#### [WRITTEN PROBLEM]
From the entries below, list each line with "document".

**** DATA EXTRACT ****

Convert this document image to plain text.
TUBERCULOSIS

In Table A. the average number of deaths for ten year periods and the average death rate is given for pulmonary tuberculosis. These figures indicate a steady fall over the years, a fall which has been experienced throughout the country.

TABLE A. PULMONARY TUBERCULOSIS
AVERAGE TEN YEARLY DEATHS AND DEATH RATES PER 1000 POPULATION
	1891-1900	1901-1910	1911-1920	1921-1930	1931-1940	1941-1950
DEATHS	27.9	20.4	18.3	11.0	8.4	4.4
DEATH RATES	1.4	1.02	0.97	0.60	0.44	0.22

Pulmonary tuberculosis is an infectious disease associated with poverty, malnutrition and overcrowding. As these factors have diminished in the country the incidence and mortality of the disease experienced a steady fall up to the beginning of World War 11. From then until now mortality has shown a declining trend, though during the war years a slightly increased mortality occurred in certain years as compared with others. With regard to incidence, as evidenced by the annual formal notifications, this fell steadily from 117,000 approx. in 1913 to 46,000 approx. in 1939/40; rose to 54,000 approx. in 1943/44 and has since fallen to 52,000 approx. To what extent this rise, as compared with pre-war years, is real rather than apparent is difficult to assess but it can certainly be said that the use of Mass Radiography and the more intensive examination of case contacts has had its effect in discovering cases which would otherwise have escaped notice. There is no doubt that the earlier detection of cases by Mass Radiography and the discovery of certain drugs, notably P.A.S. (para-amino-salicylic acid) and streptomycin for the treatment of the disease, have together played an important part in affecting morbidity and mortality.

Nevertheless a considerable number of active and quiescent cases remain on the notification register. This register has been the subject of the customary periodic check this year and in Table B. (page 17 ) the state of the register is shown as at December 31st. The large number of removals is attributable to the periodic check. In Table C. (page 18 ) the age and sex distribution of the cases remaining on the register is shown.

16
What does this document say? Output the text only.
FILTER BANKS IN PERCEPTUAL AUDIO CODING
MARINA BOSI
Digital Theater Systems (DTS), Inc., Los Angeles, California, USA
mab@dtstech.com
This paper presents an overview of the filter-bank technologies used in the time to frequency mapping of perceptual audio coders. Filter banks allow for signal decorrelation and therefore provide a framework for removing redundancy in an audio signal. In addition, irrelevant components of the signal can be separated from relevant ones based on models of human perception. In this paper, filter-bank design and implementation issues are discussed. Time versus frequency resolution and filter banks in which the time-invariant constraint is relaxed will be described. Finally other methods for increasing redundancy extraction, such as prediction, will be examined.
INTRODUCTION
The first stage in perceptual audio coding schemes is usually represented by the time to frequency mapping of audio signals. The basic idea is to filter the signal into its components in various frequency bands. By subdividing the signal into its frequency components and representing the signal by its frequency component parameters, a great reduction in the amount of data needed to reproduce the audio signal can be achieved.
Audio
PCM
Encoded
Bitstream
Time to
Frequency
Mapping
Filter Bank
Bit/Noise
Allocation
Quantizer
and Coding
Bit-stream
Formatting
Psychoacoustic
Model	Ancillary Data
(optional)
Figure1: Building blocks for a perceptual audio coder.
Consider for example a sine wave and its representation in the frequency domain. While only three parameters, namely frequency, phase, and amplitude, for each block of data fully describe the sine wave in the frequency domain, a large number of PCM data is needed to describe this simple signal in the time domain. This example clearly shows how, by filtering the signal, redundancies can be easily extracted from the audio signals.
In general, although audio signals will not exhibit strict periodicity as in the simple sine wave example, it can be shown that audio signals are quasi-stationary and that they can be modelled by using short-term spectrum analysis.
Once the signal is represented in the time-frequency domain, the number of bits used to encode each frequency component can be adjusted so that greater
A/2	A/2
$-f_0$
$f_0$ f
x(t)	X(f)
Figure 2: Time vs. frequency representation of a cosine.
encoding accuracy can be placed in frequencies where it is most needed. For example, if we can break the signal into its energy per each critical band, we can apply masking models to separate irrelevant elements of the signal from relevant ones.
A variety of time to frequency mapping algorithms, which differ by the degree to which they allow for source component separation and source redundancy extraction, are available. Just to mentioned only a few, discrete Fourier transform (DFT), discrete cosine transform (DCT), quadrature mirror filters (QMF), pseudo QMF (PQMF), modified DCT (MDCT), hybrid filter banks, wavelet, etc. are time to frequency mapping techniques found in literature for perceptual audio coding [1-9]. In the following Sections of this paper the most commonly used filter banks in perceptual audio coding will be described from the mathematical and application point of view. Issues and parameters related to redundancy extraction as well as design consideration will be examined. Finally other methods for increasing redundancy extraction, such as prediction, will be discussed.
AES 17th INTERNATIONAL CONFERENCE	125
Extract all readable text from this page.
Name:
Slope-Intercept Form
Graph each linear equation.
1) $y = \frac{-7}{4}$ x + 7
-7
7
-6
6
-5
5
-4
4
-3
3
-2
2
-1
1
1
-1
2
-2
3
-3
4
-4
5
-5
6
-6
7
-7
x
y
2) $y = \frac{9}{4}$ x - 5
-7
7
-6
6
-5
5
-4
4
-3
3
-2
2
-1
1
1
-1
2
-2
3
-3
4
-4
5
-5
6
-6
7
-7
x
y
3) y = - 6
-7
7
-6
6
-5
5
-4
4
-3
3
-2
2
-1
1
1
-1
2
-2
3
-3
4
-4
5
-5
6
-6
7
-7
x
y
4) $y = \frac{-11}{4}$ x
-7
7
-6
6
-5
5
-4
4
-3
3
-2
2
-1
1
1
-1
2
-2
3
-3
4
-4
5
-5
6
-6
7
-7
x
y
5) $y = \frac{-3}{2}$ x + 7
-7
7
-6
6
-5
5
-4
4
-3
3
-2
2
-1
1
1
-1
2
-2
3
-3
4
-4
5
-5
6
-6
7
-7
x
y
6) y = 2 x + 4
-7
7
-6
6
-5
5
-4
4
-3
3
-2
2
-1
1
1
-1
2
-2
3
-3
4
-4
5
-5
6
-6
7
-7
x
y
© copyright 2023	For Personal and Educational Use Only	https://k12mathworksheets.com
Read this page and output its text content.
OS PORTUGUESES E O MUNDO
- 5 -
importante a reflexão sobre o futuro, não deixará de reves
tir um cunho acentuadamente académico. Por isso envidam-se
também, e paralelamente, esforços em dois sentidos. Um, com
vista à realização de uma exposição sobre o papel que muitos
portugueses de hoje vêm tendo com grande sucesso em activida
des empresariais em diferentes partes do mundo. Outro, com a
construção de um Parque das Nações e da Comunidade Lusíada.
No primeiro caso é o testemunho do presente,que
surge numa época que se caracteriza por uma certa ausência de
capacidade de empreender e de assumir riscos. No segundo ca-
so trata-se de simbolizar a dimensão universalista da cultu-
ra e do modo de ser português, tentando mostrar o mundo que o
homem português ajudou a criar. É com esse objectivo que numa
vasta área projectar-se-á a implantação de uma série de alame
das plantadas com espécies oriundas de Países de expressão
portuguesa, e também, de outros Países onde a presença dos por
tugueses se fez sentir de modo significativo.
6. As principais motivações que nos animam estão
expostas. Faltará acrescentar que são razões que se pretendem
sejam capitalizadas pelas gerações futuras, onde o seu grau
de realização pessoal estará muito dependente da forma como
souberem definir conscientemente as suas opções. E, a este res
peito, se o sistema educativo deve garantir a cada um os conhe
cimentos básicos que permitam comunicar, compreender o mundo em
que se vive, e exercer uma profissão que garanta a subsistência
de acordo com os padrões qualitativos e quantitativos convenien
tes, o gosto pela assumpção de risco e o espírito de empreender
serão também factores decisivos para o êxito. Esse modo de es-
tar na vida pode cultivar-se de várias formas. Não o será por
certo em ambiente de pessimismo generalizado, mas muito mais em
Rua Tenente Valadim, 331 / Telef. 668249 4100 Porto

****

#### [EXERCISE RESULT]
Convert this document image to plain text.
What does this document say? Output the text only.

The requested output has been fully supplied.